▶ [WORK REQUIRED]
Your answer should be one number: the count of lines in these entries that hold the word "within".

▶ [EXCERPTED RECORDS]
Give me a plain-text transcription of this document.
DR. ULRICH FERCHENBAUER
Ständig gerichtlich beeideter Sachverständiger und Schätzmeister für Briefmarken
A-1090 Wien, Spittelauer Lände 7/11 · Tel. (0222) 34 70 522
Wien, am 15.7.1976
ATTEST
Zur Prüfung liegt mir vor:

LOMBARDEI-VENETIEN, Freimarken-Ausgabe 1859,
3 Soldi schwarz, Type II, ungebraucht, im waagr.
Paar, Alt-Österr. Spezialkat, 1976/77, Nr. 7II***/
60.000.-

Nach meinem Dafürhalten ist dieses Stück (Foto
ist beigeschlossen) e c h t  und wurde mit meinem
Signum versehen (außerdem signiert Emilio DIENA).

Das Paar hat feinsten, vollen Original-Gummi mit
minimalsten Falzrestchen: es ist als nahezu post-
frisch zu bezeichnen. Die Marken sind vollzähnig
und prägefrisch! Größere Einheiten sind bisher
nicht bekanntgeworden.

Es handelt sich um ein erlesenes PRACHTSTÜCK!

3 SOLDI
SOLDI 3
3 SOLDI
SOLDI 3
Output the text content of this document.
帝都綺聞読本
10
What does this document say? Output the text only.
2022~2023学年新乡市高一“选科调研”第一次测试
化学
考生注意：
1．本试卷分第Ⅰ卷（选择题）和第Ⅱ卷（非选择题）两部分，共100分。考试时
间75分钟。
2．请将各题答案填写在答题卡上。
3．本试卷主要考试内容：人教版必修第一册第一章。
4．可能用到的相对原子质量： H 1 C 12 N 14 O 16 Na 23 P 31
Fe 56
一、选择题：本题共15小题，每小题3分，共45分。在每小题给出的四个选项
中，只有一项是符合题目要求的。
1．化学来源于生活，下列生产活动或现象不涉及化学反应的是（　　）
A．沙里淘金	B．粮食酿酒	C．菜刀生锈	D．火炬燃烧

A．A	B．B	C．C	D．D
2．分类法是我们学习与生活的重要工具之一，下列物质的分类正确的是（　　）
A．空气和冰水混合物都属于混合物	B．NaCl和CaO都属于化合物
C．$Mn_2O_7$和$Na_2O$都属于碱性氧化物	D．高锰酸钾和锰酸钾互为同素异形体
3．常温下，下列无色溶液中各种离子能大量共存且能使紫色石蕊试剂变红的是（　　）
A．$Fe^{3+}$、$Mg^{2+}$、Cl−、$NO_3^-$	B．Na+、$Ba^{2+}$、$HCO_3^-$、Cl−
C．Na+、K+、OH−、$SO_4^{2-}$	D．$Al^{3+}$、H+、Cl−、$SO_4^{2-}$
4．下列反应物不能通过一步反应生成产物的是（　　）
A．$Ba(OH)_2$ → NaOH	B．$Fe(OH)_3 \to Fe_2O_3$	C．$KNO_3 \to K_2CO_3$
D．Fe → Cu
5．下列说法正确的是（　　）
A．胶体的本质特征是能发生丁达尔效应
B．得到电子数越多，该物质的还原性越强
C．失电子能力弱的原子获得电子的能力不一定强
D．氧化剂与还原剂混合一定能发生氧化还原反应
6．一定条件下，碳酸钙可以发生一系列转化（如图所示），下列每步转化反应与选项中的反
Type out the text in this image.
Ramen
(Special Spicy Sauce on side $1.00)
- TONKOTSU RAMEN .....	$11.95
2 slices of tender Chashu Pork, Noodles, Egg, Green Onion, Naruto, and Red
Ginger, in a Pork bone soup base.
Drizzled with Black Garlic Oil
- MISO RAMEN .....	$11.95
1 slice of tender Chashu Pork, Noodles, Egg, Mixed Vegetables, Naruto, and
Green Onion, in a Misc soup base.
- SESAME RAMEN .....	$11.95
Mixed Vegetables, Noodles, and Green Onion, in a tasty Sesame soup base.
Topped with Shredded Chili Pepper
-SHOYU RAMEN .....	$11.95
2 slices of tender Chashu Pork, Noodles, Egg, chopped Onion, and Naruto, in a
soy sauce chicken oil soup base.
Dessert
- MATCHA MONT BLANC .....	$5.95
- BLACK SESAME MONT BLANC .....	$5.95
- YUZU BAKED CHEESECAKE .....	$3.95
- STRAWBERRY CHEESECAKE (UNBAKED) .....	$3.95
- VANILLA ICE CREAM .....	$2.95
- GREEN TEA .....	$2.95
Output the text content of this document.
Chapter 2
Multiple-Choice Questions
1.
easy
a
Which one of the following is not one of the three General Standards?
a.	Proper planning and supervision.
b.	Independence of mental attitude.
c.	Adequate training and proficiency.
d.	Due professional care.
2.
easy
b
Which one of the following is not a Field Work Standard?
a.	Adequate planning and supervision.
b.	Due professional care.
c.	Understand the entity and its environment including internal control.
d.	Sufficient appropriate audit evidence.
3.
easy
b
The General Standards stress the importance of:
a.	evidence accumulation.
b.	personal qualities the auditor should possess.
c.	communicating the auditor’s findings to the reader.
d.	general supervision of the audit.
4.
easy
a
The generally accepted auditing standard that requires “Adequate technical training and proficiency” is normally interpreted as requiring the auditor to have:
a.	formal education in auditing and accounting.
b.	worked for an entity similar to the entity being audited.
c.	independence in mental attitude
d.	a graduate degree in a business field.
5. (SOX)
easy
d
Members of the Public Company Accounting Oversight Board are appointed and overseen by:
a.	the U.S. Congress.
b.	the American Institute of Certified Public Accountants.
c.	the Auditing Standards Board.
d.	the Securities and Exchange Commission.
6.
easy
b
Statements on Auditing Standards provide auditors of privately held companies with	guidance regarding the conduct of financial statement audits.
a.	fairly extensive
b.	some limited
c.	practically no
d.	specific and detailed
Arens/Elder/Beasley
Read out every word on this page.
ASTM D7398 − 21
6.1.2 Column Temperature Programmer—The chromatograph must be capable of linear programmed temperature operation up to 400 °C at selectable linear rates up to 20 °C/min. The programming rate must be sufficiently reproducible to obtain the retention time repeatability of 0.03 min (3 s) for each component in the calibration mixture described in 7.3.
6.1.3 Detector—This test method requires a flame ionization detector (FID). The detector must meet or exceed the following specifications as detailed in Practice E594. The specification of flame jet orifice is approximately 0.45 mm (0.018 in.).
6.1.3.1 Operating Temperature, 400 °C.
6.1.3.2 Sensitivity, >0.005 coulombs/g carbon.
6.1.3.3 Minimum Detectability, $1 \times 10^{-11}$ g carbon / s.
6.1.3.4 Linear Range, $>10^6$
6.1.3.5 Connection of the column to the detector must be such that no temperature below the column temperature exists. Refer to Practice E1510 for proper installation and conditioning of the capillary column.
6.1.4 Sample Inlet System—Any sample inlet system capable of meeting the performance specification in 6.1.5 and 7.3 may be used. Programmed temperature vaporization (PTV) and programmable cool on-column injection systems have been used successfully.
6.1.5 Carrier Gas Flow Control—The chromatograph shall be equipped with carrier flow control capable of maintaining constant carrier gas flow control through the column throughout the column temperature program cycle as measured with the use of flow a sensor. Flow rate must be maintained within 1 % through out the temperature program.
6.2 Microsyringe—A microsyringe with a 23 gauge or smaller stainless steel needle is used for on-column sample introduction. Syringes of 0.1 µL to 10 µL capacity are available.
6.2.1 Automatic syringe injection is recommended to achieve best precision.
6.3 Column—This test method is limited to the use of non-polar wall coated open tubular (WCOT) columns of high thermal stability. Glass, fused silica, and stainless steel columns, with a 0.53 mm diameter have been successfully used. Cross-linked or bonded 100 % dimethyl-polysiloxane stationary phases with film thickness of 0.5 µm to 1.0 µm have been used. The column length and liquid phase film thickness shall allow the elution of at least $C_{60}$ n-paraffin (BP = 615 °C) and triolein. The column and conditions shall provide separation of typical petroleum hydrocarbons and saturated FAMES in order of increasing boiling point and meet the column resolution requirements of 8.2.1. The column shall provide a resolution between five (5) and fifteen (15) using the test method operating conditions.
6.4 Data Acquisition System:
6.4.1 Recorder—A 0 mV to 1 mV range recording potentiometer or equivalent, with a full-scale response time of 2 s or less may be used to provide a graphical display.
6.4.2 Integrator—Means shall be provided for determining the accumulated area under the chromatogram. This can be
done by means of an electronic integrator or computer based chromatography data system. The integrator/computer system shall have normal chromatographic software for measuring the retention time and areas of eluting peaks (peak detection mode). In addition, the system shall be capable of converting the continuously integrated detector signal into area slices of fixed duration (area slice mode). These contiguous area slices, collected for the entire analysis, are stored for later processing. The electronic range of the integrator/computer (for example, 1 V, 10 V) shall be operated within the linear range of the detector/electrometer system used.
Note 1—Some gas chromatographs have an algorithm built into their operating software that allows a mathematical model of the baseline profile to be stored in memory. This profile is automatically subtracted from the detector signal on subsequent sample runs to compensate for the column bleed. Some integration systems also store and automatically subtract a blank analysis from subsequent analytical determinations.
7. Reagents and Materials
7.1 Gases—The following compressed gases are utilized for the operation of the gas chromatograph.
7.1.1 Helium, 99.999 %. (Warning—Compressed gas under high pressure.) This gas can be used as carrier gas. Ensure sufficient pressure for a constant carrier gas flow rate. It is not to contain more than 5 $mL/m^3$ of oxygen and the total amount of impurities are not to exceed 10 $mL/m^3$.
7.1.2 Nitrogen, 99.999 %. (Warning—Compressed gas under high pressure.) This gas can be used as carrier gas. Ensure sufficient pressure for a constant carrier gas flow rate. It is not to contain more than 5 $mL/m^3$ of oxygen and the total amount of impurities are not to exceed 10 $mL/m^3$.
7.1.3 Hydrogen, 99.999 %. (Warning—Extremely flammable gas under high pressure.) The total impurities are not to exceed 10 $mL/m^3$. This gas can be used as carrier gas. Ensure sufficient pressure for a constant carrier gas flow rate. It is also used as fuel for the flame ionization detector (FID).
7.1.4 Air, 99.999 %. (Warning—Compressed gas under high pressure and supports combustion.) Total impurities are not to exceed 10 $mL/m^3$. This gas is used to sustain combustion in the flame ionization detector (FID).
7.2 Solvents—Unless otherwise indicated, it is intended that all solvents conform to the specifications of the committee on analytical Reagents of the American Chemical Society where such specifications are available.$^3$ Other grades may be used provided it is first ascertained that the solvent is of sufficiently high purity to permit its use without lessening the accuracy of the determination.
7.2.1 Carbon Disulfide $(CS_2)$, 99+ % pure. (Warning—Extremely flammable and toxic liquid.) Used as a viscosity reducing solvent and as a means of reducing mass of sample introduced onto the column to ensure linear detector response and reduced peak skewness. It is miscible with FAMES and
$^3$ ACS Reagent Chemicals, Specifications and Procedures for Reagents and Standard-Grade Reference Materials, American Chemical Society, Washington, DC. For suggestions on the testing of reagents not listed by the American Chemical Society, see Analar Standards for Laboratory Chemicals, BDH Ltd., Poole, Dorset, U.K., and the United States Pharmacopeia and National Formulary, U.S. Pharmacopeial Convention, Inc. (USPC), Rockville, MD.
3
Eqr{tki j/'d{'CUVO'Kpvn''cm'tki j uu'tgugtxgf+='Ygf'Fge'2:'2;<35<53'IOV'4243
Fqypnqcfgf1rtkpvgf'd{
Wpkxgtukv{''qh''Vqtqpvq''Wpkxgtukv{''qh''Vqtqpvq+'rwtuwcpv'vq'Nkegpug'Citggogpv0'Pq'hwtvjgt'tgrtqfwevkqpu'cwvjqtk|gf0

▶ [ANSWER TO THIS EXERCISE]
2